**Exercise goal:**
Transcribe all of the material exactly. Any picture in it should be left out.
....
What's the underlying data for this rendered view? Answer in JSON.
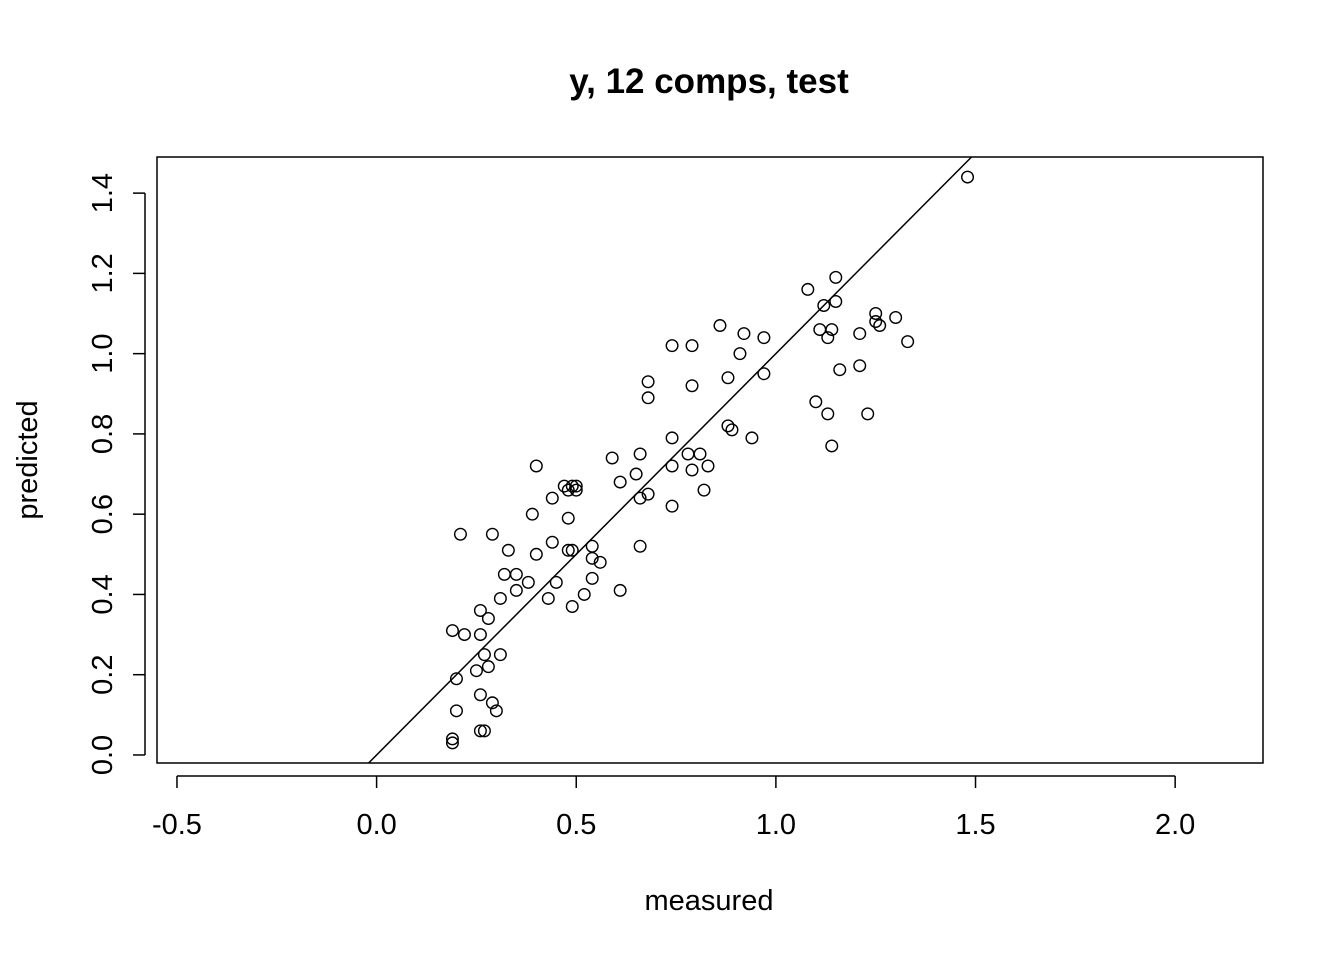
{
  "chart_data": {
    "type": "scatter",
    "title": "y, 12 comps, test",
    "xlabel": "measured",
    "ylabel": "predicted",
    "xlim": [
      -0.55,
      2.22
    ],
    "ylim": [
      -0.02,
      1.49
    ],
    "xticks": [
      -0.5,
      0.0,
      0.5,
      1.0,
      1.5,
      2.0
    ],
    "xtick_labels": [
      "-0.5",
      "0.0",
      "0.5",
      "1.0",
      "1.5",
      "2.0"
    ],
    "yticks": [
      0.0,
      0.2,
      0.4,
      0.6,
      0.8,
      1.0,
      1.2,
      1.4
    ],
    "ytick_labels": [
      "0.0",
      "0.2",
      "0.4",
      "0.6",
      "0.8",
      "1.0",
      "1.2",
      "1.4"
    ],
    "grid": false,
    "legend": "none",
    "reference_line": {
      "slope": 1,
      "intercept": 0
    },
    "points": [
      [
        1.48,
        1.44
      ],
      [
        1.15,
        1.19
      ],
      [
        1.08,
        1.16
      ],
      [
        1.12,
        1.12
      ],
      [
        1.15,
        1.13
      ],
      [
        1.25,
        1.1
      ],
      [
        1.3,
        1.09
      ],
      [
        1.25,
        1.08
      ],
      [
        1.26,
        1.07
      ],
      [
        1.11,
        1.06
      ],
      [
        1.14,
        1.06
      ],
      [
        1.13,
        1.04
      ],
      [
        1.21,
        1.05
      ],
      [
        1.33,
        1.03
      ],
      [
        1.21,
        0.97
      ],
      [
        1.16,
        0.96
      ],
      [
        1.1,
        0.88
      ],
      [
        1.13,
        0.85
      ],
      [
        1.23,
        0.85
      ],
      [
        1.14,
        0.77
      ],
      [
        0.86,
        1.07
      ],
      [
        0.92,
        1.05
      ],
      [
        0.97,
        1.04
      ],
      [
        0.74,
        1.02
      ],
      [
        0.79,
        1.02
      ],
      [
        0.91,
        1.0
      ],
      [
        0.97,
        0.95
      ],
      [
        0.88,
        0.94
      ],
      [
        0.68,
        0.93
      ],
      [
        0.79,
        0.92
      ],
      [
        0.68,
        0.89
      ],
      [
        0.88,
        0.82
      ],
      [
        0.89,
        0.81
      ],
      [
        0.94,
        0.79
      ],
      [
        0.74,
        0.79
      ],
      [
        0.78,
        0.75
      ],
      [
        0.81,
        0.75
      ],
      [
        0.66,
        0.75
      ],
      [
        0.59,
        0.74
      ],
      [
        0.74,
        0.72
      ],
      [
        0.83,
        0.72
      ],
      [
        0.79,
        0.71
      ],
      [
        0.65,
        0.7
      ],
      [
        0.61,
        0.68
      ],
      [
        0.82,
        0.66
      ],
      [
        0.68,
        0.65
      ],
      [
        0.66,
        0.64
      ],
      [
        0.74,
        0.62
      ],
      [
        0.66,
        0.52
      ],
      [
        0.4,
        0.72
      ],
      [
        0.47,
        0.67
      ],
      [
        0.49,
        0.67
      ],
      [
        0.5,
        0.67
      ],
      [
        0.48,
        0.66
      ],
      [
        0.5,
        0.66
      ],
      [
        0.44,
        0.64
      ],
      [
        0.39,
        0.6
      ],
      [
        0.48,
        0.59
      ],
      [
        0.44,
        0.53
      ],
      [
        0.54,
        0.52
      ],
      [
        0.48,
        0.51
      ],
      [
        0.49,
        0.51
      ],
      [
        0.4,
        0.5
      ],
      [
        0.33,
        0.51
      ],
      [
        0.54,
        0.49
      ],
      [
        0.56,
        0.48
      ],
      [
        0.29,
        0.55
      ],
      [
        0.21,
        0.55
      ],
      [
        0.32,
        0.45
      ],
      [
        0.35,
        0.45
      ],
      [
        0.54,
        0.44
      ],
      [
        0.38,
        0.43
      ],
      [
        0.45,
        0.43
      ],
      [
        0.35,
        0.41
      ],
      [
        0.61,
        0.41
      ],
      [
        0.31,
        0.39
      ],
      [
        0.43,
        0.39
      ],
      [
        0.52,
        0.4
      ],
      [
        0.49,
        0.37
      ],
      [
        0.26,
        0.36
      ],
      [
        0.28,
        0.34
      ],
      [
        0.19,
        0.31
      ],
      [
        0.22,
        0.3
      ],
      [
        0.26,
        0.3
      ],
      [
        0.27,
        0.25
      ],
      [
        0.31,
        0.25
      ],
      [
        0.25,
        0.21
      ],
      [
        0.28,
        0.22
      ],
      [
        0.2,
        0.19
      ],
      [
        0.26,
        0.15
      ],
      [
        0.29,
        0.13
      ],
      [
        0.3,
        0.11
      ],
      [
        0.2,
        0.11
      ],
      [
        0.26,
        0.06
      ],
      [
        0.27,
        0.06
      ],
      [
        0.19,
        0.04
      ],
      [
        0.19,
        0.03
      ]
    ]
  }
}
....
**Full response:**
What's the underlying data for this rendered view? Answer in JSON.
{
  "chart_data": {
    "type": "scatter",
    "title": "y, 12 comps, test",
    "xlabel": "measured",
    "ylabel": "predicted",
    "xlim": [
      -0.55,
      2.22
    ],
    "ylim": [
      -0.02,
      1.49
    ],
    "xticks": [
      -0.5,
      0.0,
      0.5,
      1.0,
      1.5,
      2.0
    ],
    "xtick_labels": [
      "-0.5",
      "0.0",
      "0.5",
      "1.0",
      "1.5",
      "2.0"
    ],
    "yticks": [
      0.0,
      0.2,
      0.4,
      0.6,
      0.8,
      1.0,
      1.2,
      1.4
    ],
    "ytick_labels": [
      "0.0",
      "0.2",
      "0.4",
      "0.6",
      "0.8",
      "1.0",
      "1.2",
      "1.4"
    ],
    "grid": false,
    "legend": "none",
    "reference_line": {
      "slope": 1,
      "intercept": 0
    },
    "points": [
      [
        1.48,
        1.44
      ],
      [
        1.15,
        1.19
      ],
      [
        1.08,
        1.16
      ],
      [
        1.12,
        1.12
      ],
      [
        1.15,
        1.13
      ],
      [
        1.25,
        1.1
      ],
      [
        1.3,
        1.09
      ],
      [
        1.25,
        1.08
      ],
      [
        1.26,
        1.07
      ],
      [
        1.11,
        1.06
      ],
      [
        1.14,
        1.06
      ],
      [
        1.13,
        1.04
      ],
      [
        1.21,
        1.05
      ],
      [
        1.33,
        1.03
      ],
      [
        1.21,
        0.97
      ],
      [
        1.16,
        0.96
      ],
      [
        1.1,
        0.88
      ],
      [
        1.13,
        0.85
      ],
      [
        1.23,
        0.85
      ],
      [
        1.14,
        0.77
      ],
      [
        0.86,
        1.07
      ],
      [
        0.92,
        1.05
      ],
      [
        0.97,
        1.04
      ],
      [
        0.74,
        1.02
      ],
      [
        0.79,
        1.02
      ],
      [
        0.91,
        1.0
      ],
      [
        0.97,
        0.95
      ],
      [
        0.88,
        0.94
      ],
      [
        0.68,
        0.93
      ],
      [
        0.79,
        0.92
      ],
      [
        0.68,
        0.89
      ],
      [
        0.88,
        0.82
      ],
      [
        0.89,
        0.81
      ],
      [
        0.94,
        0.79
      ],
      [
        0.74,
        0.79
      ],
      [
        0.78,
        0.75
      ],
      [
        0.81,
        0.75
      ],
      [
        0.66,
        0.75
      ],
      [
        0.59,
        0.74
      ],
      [
        0.74,
        0.72
      ],
      [
        0.83,
        0.72
      ],
      [
        0.79,
        0.71
      ],
      [
        0.65,
        0.7
      ],
      [
        0.61,
        0.68
      ],
      [
        0.82,
        0.66
      ],
      [
        0.68,
        0.65
      ],
      [
        0.66,
        0.64
      ],
      [
        0.74,
        0.62
      ],
      [
        0.66,
        0.52
      ],
      [
        0.4,
        0.72
      ],
      [
        0.47,
        0.67
      ],
      [
        0.49,
        0.67
      ],
      [
        0.5,
        0.67
      ],
      [
        0.48,
        0.66
      ],
      [
        0.5,
        0.66
      ],
      [
        0.44,
        0.64
      ],
      [
        0.39,
        0.6
      ],
      [
        0.48,
        0.59
      ],
      [
        0.44,
        0.53
      ],
      [
        0.54,
        0.52
      ],
      [
        0.48,
        0.51
      ],
      [
        0.49,
        0.51
      ],
      [
        0.4,
        0.5
      ],
      [
        0.33,
        0.51
      ],
      [
        0.54,
        0.49
      ],
      [
        0.56,
        0.48
      ],
      [
        0.29,
        0.55
      ],
      [
        0.21,
        0.55
      ],
      [
        0.32,
        0.45
      ],
      [
        0.35,
        0.45
      ],
      [
        0.54,
        0.44
      ],
      [
        0.38,
        0.43
      ],
      [
        0.45,
        0.43
      ],
      [
        0.35,
        0.41
      ],
      [
        0.61,
        0.41
      ],
      [
        0.31,
        0.39
      ],
      [
        0.43,
        0.39
      ],
      [
        0.52,
        0.4
      ],
      [
        0.49,
        0.37
      ],
      [
        0.26,
        0.36
      ],
      [
        0.28,
        0.34
      ],
      [
        0.19,
        0.31
      ],
      [
        0.22,
        0.3
      ],
      [
        0.26,
        0.3
      ],
      [
        0.27,
        0.25
      ],
      [
        0.31,
        0.25
      ],
      [
        0.25,
        0.21
      ],
      [
        0.28,
        0.22
      ],
      [
        0.2,
        0.19
      ],
      [
        0.26,
        0.15
      ],
      [
        0.29,
        0.13
      ],
      [
        0.3,
        0.11
      ],
      [
        0.2,
        0.11
      ],
      [
        0.26,
        0.06
      ],
      [
        0.27,
        0.06
      ],
      [
        0.19,
        0.04
      ],
      [
        0.19,
        0.03
      ]
    ]
  }
}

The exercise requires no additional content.